> [Given data]
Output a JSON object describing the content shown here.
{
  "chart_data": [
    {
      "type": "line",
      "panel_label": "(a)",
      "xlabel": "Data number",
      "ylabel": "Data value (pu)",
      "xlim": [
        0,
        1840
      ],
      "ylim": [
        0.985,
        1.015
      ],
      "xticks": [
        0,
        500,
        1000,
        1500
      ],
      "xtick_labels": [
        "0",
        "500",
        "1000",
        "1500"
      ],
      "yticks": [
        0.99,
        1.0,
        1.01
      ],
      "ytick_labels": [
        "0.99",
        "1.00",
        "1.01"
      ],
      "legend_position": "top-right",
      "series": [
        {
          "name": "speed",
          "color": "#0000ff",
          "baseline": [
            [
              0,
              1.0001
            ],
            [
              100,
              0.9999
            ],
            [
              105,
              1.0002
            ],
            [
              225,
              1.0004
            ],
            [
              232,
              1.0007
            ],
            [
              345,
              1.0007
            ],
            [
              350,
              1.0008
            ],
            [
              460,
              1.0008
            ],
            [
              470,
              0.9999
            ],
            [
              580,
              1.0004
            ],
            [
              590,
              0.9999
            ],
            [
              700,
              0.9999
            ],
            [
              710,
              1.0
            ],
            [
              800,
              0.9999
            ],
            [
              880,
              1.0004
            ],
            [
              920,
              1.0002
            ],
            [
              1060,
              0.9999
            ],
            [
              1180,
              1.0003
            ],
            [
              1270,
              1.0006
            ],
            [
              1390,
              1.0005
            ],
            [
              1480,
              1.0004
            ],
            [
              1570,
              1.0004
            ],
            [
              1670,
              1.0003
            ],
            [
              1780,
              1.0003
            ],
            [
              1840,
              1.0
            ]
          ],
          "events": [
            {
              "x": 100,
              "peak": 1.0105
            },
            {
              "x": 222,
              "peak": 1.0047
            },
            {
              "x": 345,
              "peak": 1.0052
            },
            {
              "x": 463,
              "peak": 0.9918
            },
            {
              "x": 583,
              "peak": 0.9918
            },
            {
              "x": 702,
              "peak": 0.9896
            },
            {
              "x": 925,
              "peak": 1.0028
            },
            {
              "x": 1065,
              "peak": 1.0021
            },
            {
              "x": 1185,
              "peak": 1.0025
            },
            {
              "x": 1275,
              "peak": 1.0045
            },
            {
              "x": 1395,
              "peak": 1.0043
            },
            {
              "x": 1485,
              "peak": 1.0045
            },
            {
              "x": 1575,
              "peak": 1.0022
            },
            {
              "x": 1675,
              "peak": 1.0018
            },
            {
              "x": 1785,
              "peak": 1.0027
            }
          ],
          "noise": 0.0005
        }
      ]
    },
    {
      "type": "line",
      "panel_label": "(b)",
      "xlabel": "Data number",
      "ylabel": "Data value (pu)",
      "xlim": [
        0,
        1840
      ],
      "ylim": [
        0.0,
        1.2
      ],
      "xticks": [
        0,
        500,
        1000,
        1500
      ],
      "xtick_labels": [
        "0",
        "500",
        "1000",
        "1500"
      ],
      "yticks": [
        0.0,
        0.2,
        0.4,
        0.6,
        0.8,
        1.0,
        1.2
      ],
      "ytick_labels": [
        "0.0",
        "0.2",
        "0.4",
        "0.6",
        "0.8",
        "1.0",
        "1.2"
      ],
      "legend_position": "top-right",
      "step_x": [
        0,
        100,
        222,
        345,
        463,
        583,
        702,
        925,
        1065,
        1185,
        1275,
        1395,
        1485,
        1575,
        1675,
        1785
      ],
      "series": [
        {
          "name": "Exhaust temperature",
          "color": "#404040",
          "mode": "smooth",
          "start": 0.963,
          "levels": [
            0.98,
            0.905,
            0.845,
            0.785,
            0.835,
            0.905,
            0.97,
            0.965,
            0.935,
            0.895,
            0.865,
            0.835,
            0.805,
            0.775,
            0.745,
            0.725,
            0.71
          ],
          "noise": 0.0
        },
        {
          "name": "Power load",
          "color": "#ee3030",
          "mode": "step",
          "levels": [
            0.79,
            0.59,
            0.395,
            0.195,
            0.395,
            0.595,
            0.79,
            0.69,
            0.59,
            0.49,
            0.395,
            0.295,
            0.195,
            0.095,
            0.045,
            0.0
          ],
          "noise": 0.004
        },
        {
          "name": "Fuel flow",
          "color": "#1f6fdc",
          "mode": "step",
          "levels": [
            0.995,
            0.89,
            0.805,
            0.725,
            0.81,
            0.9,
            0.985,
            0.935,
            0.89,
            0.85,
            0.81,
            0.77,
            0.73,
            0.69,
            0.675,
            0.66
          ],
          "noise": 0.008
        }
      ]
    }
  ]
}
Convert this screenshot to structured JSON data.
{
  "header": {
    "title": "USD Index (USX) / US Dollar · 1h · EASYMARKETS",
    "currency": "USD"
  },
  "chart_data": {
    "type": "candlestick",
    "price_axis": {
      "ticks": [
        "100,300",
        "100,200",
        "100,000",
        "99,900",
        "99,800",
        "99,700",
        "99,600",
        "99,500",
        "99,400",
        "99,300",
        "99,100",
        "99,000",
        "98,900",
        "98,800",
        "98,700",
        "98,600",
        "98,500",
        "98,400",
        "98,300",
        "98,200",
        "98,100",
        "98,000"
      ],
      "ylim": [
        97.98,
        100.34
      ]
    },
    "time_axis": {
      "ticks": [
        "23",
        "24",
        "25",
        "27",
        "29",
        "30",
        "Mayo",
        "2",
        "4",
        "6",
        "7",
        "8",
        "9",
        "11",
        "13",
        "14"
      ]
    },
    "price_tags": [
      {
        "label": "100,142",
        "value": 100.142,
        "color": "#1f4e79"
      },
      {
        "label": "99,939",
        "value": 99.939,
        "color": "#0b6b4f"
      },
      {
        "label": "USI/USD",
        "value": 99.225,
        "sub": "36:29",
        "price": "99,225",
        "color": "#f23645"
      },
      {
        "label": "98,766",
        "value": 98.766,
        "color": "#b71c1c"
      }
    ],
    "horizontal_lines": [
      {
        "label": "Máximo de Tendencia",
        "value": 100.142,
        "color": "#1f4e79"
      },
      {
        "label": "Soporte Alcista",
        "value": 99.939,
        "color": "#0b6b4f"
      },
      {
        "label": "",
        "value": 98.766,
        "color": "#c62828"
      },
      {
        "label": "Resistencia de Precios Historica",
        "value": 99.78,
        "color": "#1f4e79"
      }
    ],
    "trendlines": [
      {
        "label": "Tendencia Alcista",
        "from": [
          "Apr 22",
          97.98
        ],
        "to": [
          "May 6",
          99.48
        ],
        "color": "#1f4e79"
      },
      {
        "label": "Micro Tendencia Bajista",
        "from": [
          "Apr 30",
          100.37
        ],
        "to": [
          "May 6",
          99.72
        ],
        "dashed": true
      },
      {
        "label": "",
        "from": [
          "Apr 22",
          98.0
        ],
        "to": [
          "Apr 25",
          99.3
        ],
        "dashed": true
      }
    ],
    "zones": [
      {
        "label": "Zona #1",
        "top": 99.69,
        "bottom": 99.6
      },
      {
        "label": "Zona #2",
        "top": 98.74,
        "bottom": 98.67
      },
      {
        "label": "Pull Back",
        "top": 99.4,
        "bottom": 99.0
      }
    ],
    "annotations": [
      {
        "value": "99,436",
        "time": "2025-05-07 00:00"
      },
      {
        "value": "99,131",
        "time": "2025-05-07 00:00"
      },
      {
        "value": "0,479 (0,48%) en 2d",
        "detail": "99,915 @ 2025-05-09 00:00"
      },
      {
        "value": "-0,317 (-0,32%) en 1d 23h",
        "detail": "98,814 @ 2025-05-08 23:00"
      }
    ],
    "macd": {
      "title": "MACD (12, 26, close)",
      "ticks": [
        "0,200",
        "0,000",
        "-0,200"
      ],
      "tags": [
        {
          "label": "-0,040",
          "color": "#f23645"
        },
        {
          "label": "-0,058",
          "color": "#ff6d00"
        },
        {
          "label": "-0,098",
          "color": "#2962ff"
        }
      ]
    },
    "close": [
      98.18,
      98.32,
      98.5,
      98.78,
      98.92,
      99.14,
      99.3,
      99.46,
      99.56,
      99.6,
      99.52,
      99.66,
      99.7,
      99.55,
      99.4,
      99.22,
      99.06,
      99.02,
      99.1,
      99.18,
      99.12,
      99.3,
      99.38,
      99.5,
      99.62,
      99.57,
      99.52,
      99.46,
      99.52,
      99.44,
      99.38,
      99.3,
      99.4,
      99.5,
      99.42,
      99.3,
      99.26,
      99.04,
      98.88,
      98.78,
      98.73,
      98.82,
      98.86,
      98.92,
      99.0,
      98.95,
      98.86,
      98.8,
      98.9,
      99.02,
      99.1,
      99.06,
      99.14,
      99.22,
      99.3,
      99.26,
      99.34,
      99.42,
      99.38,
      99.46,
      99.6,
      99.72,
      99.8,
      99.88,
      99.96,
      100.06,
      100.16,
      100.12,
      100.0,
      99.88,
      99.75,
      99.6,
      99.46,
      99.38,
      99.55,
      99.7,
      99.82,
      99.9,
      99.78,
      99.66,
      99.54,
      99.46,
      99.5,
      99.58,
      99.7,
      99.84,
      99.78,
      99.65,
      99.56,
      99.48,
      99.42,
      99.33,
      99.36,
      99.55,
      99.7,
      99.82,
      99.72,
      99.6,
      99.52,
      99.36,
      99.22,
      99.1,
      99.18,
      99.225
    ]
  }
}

> [Aim] Pull out the lines above in which the word "Alcista" appears.

> [Reply to the task]
        "label": "Soporte Alcista",
        "label": "Tendencia Alcista",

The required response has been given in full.